* Material provided *
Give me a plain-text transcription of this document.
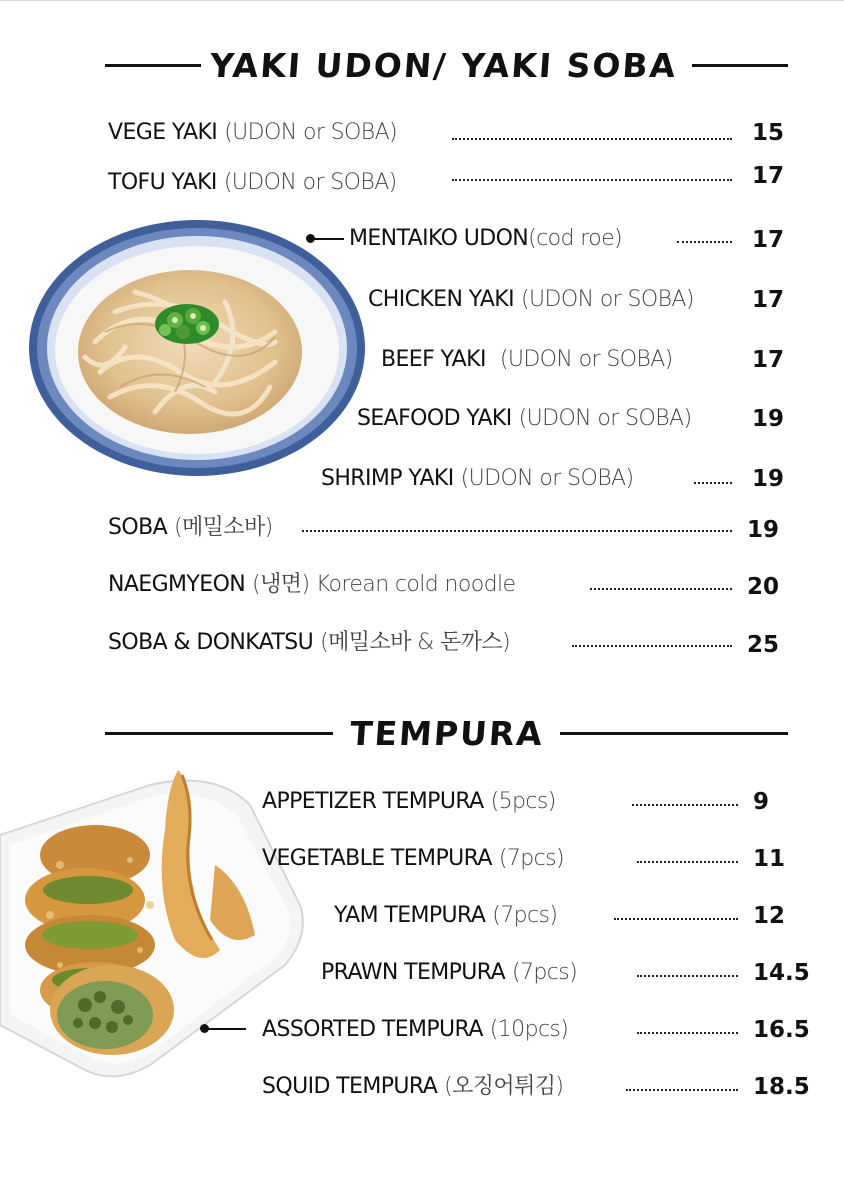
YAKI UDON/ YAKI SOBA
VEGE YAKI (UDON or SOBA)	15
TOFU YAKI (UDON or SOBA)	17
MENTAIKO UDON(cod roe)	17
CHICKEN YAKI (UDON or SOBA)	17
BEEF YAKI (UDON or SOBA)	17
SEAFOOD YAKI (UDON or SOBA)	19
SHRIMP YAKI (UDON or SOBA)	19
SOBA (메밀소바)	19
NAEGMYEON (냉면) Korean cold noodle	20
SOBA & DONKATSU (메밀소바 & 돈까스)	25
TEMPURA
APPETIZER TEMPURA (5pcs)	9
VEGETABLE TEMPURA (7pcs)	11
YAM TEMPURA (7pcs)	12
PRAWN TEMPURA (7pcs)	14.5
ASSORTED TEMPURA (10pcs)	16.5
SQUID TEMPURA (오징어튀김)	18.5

...

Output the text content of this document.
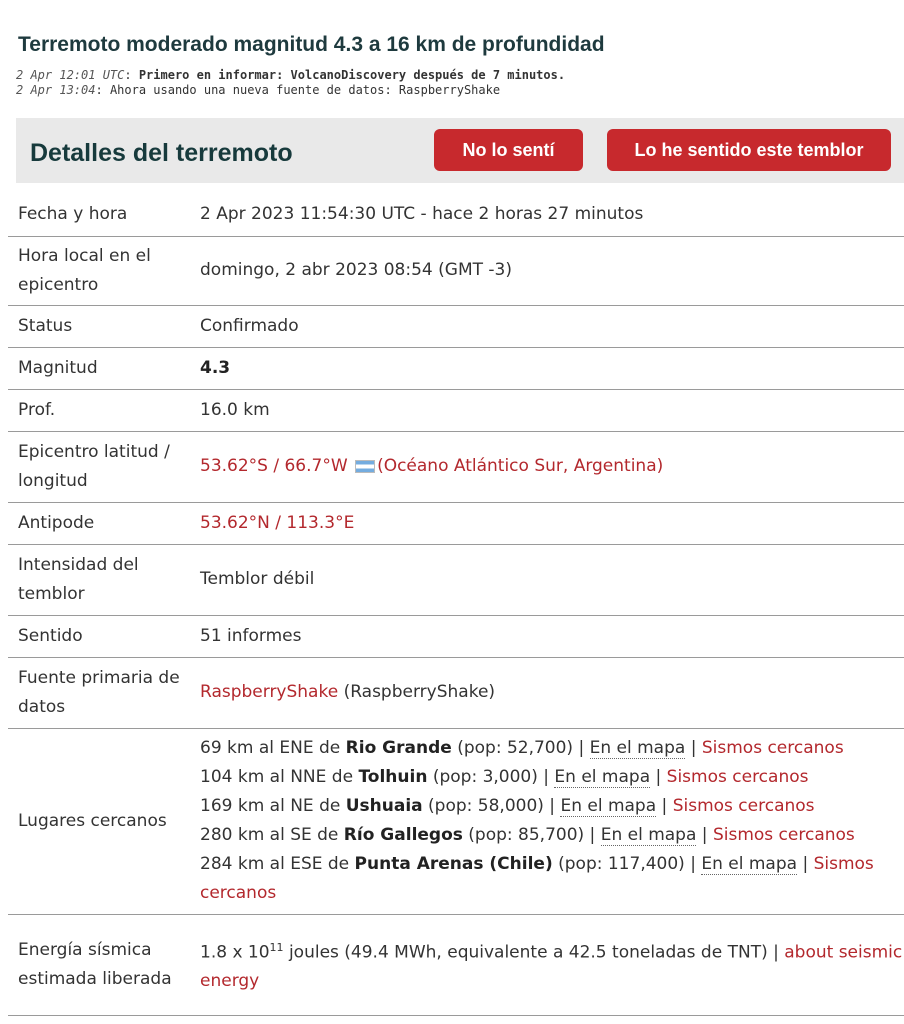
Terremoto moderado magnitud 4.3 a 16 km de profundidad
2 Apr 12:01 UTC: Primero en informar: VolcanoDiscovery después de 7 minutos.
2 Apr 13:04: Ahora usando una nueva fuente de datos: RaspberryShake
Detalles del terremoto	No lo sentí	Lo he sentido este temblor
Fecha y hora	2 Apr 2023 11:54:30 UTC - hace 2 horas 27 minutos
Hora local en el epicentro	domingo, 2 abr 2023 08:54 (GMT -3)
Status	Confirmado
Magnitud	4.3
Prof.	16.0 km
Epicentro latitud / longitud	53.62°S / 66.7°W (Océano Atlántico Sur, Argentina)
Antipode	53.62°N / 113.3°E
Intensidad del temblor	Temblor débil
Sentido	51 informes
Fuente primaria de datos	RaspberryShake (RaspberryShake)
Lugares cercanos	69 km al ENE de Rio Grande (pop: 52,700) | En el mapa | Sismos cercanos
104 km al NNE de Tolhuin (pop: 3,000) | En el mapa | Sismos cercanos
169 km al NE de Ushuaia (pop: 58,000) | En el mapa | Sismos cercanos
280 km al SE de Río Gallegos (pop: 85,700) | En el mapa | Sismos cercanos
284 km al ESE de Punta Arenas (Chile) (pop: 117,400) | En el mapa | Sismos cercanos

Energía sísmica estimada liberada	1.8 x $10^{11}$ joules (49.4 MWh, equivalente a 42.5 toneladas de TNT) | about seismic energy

* * *

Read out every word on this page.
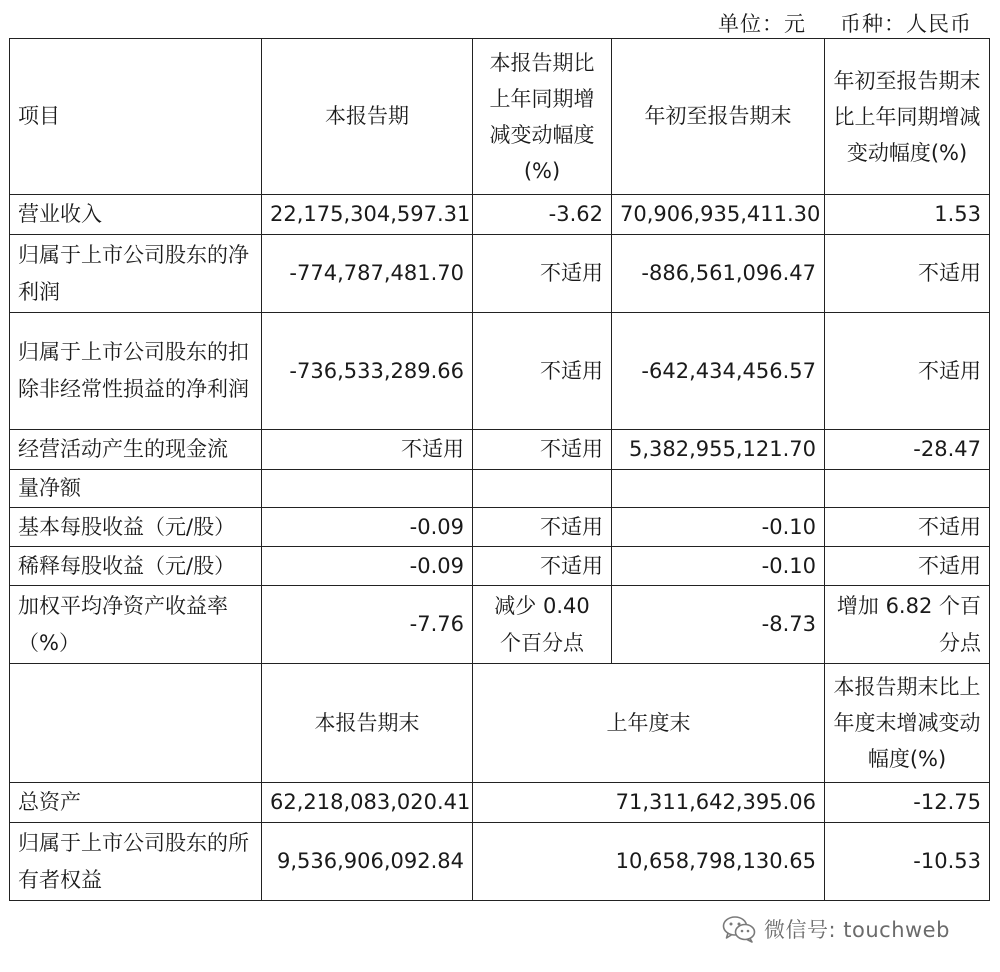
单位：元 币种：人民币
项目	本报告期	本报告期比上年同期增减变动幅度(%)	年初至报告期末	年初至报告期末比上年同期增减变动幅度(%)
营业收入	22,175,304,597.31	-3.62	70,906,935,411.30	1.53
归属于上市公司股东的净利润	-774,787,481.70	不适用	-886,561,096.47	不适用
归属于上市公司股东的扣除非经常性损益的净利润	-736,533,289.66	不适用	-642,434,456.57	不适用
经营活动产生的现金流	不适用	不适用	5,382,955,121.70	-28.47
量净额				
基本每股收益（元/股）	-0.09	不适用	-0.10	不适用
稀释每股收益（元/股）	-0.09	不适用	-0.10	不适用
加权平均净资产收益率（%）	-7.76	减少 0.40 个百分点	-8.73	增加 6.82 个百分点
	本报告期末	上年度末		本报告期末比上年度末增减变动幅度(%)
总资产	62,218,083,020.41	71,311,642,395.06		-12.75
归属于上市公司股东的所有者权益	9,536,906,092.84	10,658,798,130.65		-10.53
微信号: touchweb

* Do this *
Find each line holding the word "TEMPURA" and copy it.

* Solution to this problem *
TEMPURA
APPETIZER TEMPURA (5pcs)	9
VEGETABLE TEMPURA (7pcs)	11
YAM TEMPURA (7pcs)	12
PRAWN TEMPURA (7pcs)	14.5
ASSORTED TEMPURA (10pcs)	16.5
SQUID TEMPURA (오징어튀김)	18.5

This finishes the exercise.